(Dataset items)
◇ ◇ ◇ ◇ ◇

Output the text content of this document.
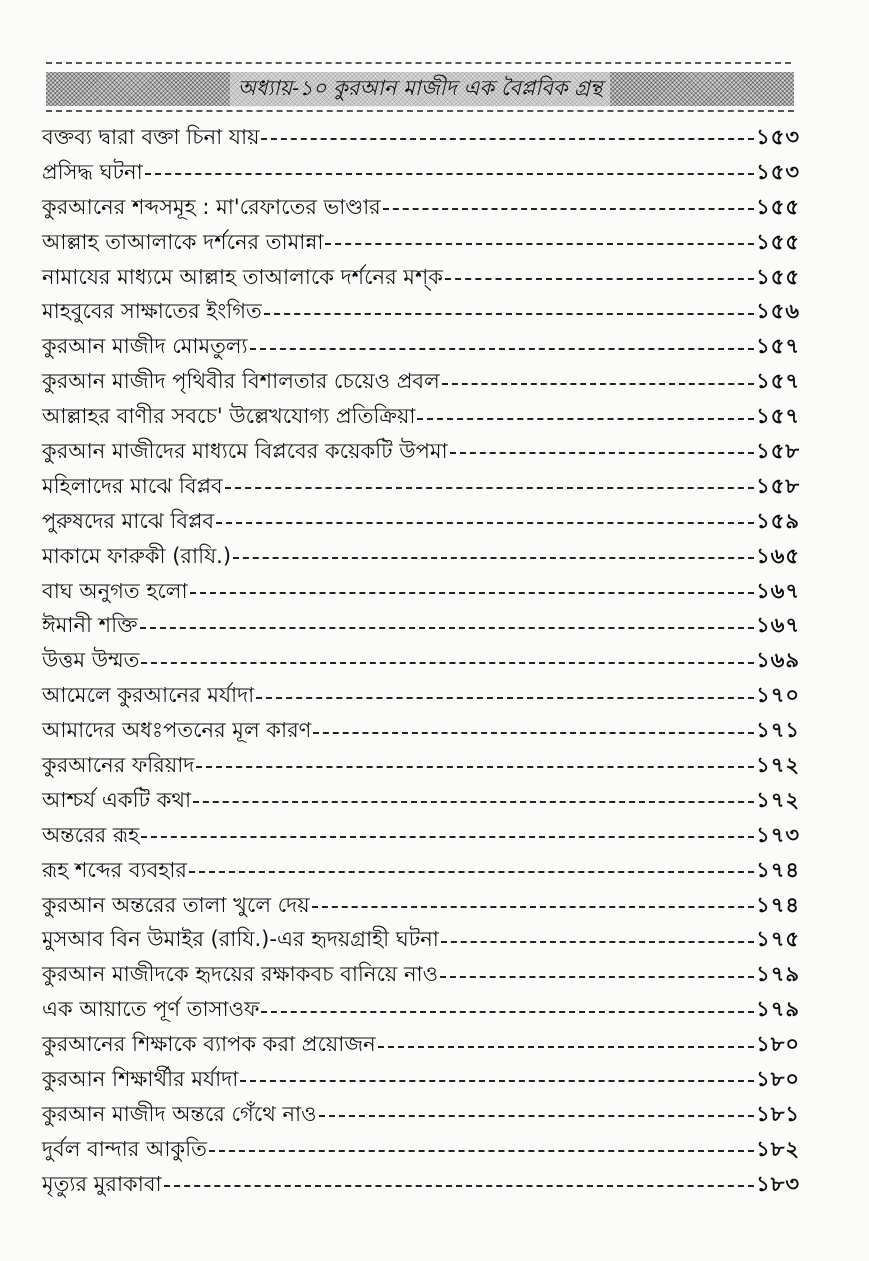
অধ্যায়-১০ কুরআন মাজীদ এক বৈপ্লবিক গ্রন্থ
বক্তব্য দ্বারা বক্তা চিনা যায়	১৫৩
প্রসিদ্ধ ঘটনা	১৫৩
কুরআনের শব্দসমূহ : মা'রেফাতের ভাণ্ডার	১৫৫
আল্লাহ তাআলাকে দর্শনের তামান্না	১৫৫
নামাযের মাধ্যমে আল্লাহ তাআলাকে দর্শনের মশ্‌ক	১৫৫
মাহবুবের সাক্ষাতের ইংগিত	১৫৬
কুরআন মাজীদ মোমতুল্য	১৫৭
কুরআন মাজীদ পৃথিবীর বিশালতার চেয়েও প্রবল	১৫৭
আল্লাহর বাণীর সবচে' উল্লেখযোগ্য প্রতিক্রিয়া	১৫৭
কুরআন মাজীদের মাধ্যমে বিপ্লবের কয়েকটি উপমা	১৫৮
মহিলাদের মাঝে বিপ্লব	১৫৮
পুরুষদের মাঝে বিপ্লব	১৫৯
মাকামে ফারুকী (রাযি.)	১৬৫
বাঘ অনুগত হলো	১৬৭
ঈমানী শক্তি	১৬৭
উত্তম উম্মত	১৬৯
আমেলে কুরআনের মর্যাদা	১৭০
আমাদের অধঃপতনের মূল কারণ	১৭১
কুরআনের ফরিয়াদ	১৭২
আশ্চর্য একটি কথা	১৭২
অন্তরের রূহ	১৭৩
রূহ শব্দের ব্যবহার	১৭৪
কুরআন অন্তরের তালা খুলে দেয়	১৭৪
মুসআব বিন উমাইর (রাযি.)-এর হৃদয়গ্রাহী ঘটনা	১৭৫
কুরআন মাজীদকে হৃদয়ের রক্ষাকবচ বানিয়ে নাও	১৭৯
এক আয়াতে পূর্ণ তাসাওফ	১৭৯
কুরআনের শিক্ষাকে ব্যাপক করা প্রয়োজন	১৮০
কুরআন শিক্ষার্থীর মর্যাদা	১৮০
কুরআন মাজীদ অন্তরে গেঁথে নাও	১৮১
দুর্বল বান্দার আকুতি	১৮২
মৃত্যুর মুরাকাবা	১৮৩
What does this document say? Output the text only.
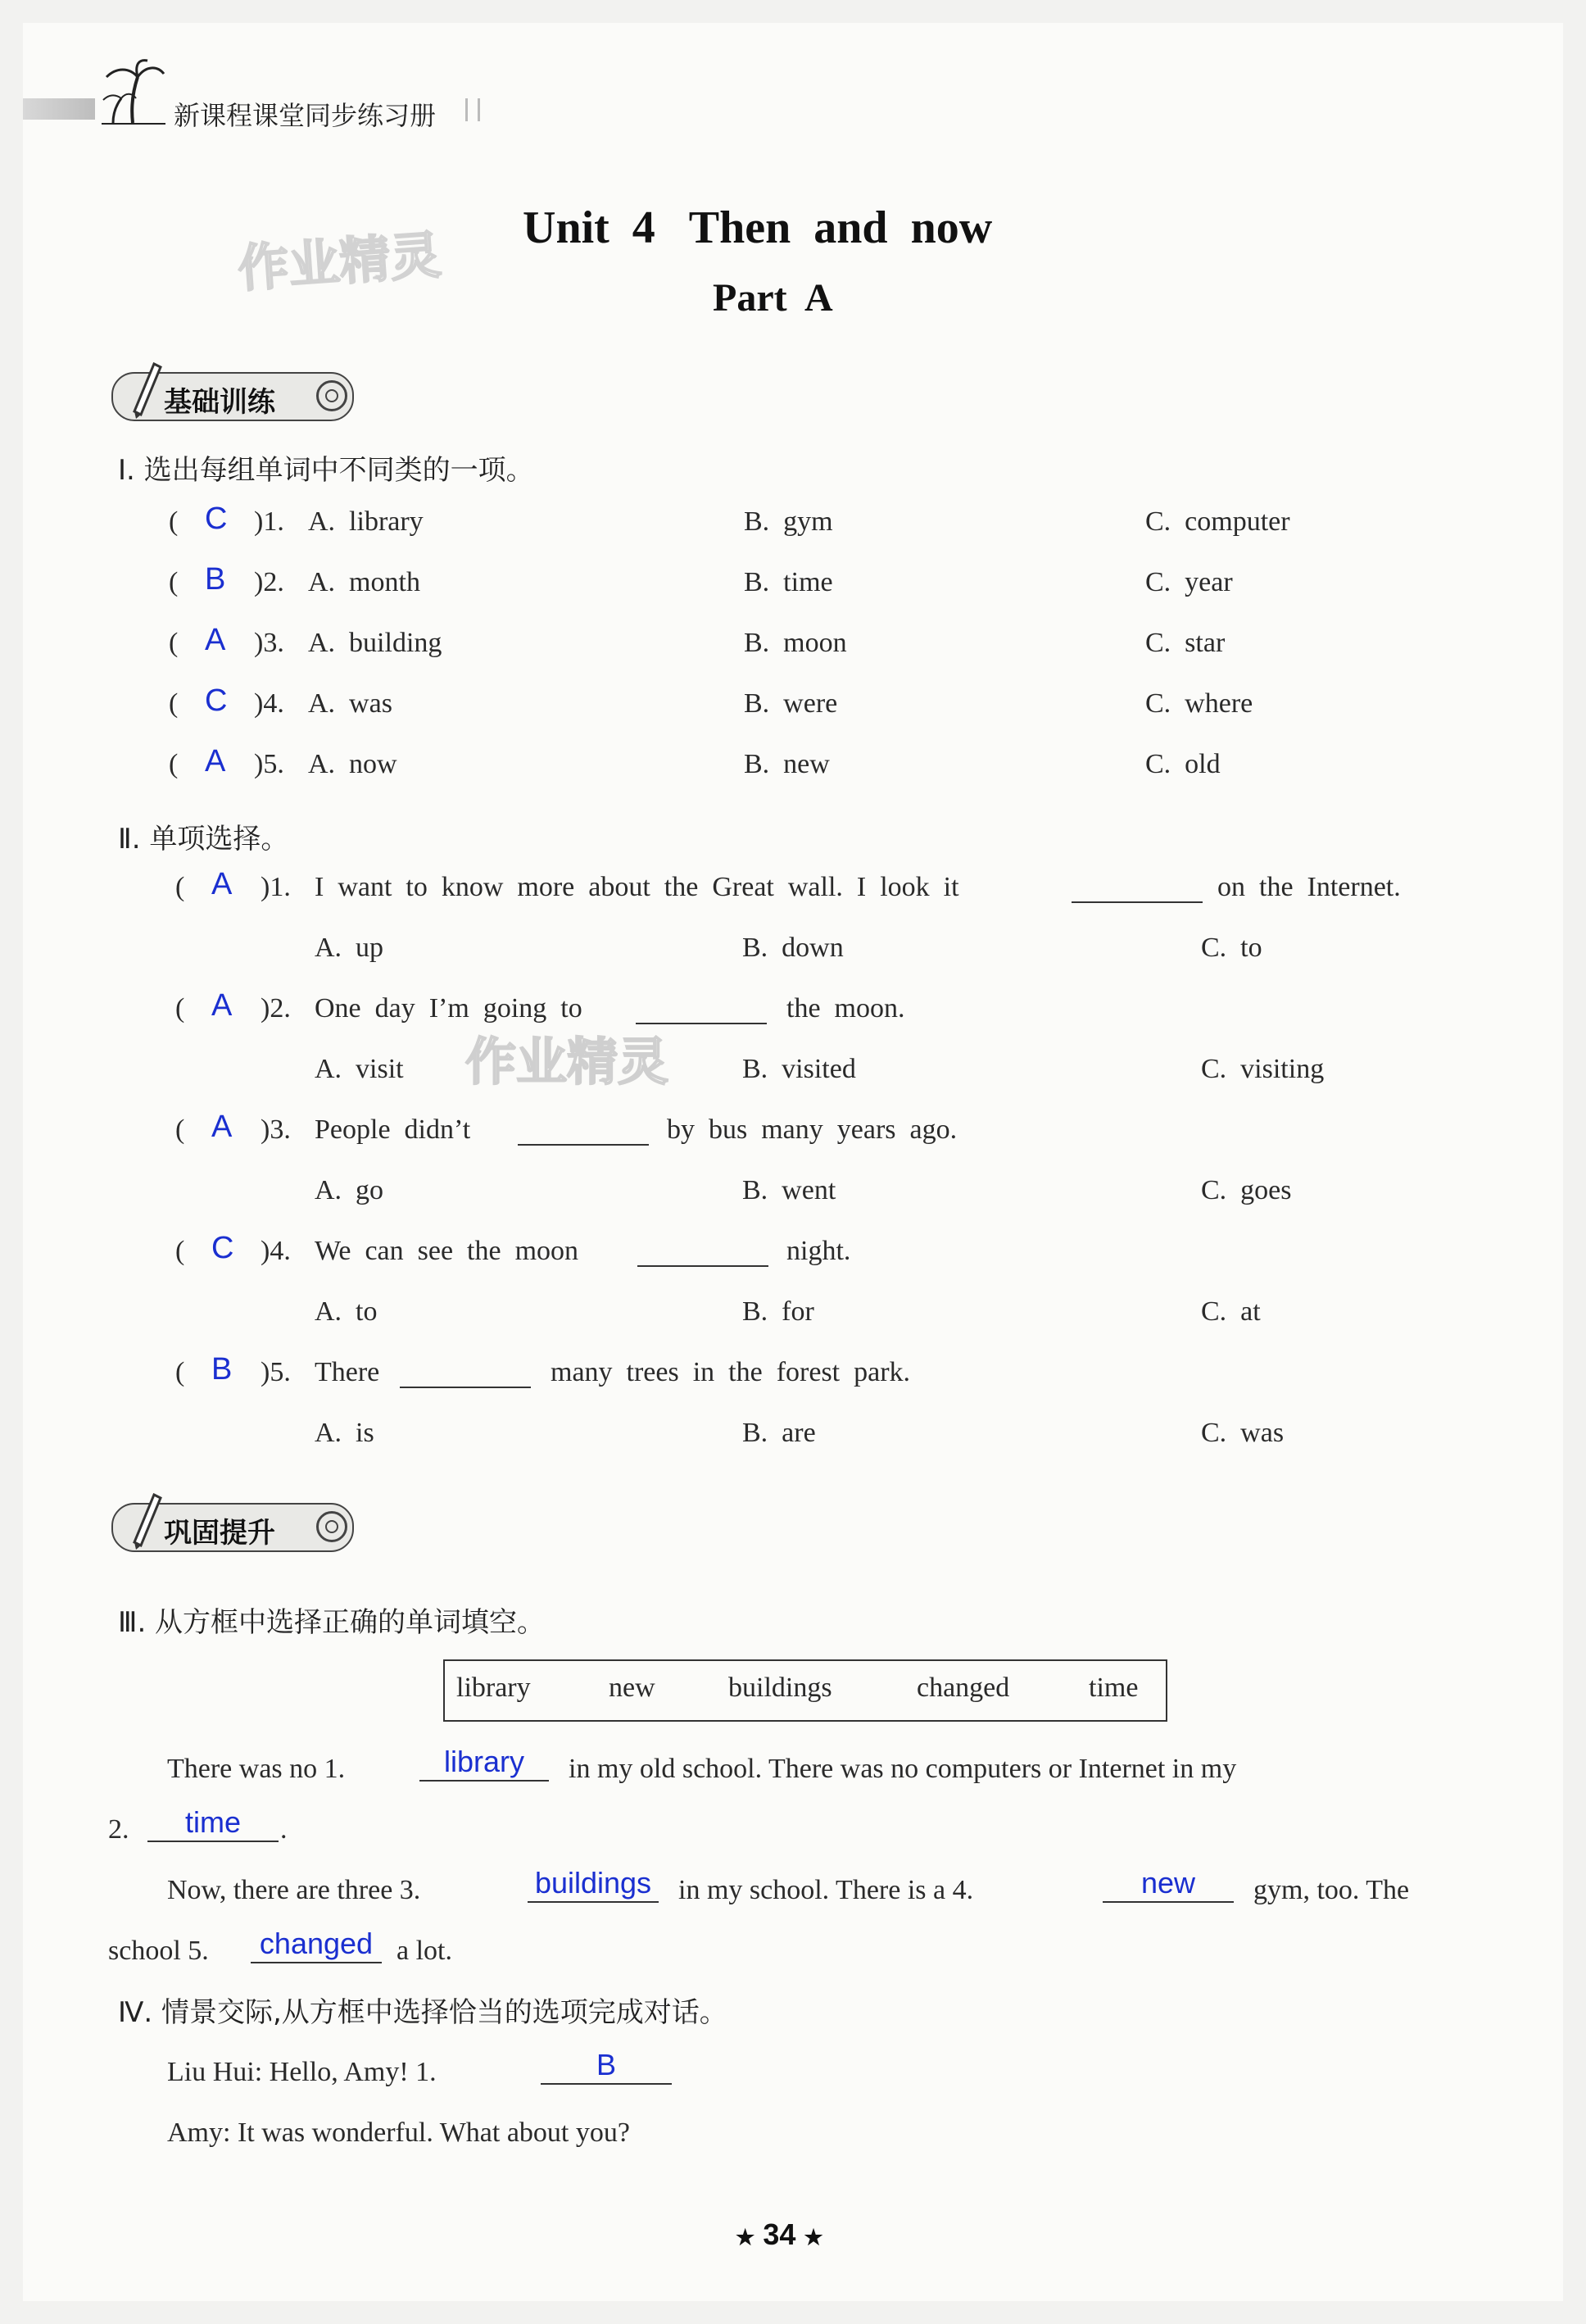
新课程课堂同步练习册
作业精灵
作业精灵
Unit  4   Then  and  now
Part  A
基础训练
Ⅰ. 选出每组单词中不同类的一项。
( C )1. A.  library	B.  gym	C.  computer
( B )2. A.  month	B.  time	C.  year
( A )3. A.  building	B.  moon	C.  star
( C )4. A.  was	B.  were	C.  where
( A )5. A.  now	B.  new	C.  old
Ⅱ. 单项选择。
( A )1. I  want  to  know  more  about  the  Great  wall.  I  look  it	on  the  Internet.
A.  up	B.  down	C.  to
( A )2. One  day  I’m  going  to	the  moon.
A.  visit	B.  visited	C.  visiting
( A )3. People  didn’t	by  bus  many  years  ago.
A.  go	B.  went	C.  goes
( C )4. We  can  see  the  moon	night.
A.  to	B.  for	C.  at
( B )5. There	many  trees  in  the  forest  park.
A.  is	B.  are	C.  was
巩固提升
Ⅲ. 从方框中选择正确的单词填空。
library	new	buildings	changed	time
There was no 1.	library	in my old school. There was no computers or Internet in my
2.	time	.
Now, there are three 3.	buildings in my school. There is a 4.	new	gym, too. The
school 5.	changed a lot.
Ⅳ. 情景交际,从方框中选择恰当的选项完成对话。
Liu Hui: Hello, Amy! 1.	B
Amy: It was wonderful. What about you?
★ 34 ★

◇ ◇ ◇ ◇ ◇

> _Task directions_
List all lines from the entries that include the word "text".

> _Problem solution_
Output the text content of this document.
What does this document say? Output the text only.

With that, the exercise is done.